— Problem requirements —
Reproduce every entry exactly.

— Stored records —
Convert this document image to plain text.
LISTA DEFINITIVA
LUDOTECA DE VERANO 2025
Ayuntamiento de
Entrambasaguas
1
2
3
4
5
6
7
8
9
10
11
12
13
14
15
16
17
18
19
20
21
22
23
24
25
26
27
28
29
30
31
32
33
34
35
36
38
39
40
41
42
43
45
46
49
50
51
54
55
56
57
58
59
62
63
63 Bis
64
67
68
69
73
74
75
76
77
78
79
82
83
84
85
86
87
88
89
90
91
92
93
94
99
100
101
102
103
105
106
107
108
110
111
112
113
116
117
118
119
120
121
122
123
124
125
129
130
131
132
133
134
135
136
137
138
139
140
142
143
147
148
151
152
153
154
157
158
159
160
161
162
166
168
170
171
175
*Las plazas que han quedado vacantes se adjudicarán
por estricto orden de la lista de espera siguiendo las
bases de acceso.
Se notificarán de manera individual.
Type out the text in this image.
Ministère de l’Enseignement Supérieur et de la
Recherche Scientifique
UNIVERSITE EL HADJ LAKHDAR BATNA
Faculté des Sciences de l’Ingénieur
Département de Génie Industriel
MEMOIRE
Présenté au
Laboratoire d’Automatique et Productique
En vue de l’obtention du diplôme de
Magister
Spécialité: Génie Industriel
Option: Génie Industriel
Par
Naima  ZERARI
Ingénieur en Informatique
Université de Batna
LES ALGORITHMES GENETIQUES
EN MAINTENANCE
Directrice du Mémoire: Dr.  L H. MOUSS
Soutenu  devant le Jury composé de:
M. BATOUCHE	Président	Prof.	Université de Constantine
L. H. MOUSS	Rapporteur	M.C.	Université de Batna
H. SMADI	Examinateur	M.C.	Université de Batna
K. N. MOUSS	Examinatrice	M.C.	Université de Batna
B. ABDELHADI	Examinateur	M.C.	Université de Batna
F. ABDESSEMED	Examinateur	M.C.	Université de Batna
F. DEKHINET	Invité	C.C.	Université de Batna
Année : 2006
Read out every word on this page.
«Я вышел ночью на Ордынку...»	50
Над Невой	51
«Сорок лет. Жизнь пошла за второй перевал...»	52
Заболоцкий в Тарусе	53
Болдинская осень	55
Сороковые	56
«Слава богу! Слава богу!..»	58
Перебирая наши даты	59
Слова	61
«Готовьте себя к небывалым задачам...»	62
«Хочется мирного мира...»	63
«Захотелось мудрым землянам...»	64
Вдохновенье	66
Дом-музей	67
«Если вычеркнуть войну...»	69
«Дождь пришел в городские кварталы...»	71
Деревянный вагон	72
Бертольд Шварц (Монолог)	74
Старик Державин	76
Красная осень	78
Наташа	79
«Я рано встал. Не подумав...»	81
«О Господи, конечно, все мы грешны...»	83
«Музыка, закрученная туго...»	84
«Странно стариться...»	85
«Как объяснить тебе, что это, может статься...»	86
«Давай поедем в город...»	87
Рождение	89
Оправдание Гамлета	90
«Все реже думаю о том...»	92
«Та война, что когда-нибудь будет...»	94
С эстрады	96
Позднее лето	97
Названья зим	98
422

— Exercise answer —
Convert this document image to plain text.
LISTA DEFINITIVA
LUDOTECA DE VERANO 2025
Ayuntamiento de
Entrambasaguas
1
2
3
4
5
6
7
8
9
10
11
12
13
14
15
16
17
18
19
20
21
22
23
24
25
26
27
28
29
30
31
32
33
34
35
36
38
39
40
41
42
43
45
46
49
50
51
54
55
56
57
58
59
62
63
63 Bis
64
67
68
69
73
74
75
76
77
78
79
82
83
84
85
86
87
88
89
90
91
92
93
94
99
100
101
102
103
105
106
107
108
110
111
112
113
116
117
118
119
120
121
122
123
124
125
129
130
131
132
133
134
135
136
137
138
139
140
142
143
147
148
151
152
153
154
157
158
159
160
161
162
166
168
170
171
175
*Las plazas que han quedado vacantes se adjudicarán
por estricto orden de la lista de espera siguiendo las
bases de acceso.
Se notificarán de manera individual.
Type out the text in this image.
Ministère de l’Enseignement Supérieur et de la
Recherche Scientifique
UNIVERSITE EL HADJ LAKHDAR BATNA
Faculté des Sciences de l’Ingénieur
Département de Génie Industriel
MEMOIRE
Présenté au
Laboratoire d’Automatique et Productique
En vue de l’obtention du diplôme de
Magister
Spécialité: Génie Industriel
Option: Génie Industriel
Par
Naima  ZERARI
Ingénieur en Informatique
Université de Batna
LES ALGORITHMES GENETIQUES
EN MAINTENANCE
Directrice du Mémoire: Dr.  L H. MOUSS
Soutenu  devant le Jury composé de:
M. BATOUCHE	Président	Prof.	Université de Constantine
L. H. MOUSS	Rapporteur	M.C.	Université de Batna
H. SMADI	Examinateur	M.C.	Université de Batna
K. N. MOUSS	Examinatrice	M.C.	Université de Batna
B. ABDELHADI	Examinateur	M.C.	Université de Batna
F. ABDESSEMED	Examinateur	M.C.	Université de Batna
F. DEKHINET	Invité	C.C.	Université de Batna
Année : 2006
Read out every word on this page.
«Я вышел ночью на Ордынку...»	50
Над Невой	51
«Сорок лет. Жизнь пошла за второй перевал...»	52
Заболоцкий в Тарусе	53
Болдинская осень	55
Сороковые	56
«Слава богу! Слава богу!..»	58
Перебирая наши даты	59
Слова	61
«Готовьте себя к небывалым задачам...»	62
«Хочется мирного мира...»	63
«Захотелось мудрым землянам...»	64
Вдохновенье	66
Дом-музей	67
«Если вычеркнуть войну...»	69
«Дождь пришел в городские кварталы...»	71
Деревянный вагон	72
Бертольд Шварц (Монолог)	74
Старик Державин	76
Красная осень	78
Наташа	79
«Я рано встал. Не подумав...»	81
«О Господи, конечно, все мы грешны...»	83
«Музыка, закрученная туго...»	84
«Странно стариться...»	85
«Как объяснить тебе, что это, может статься...»	86
«Давай поедем в город...»	87
Рождение	89
Оправдание Гамлета	90
«Все реже думаю о том...»	92
«Та война, что когда-нибудь будет...»	94
С эстрады	96
Позднее лето	97
Названья зим	98
422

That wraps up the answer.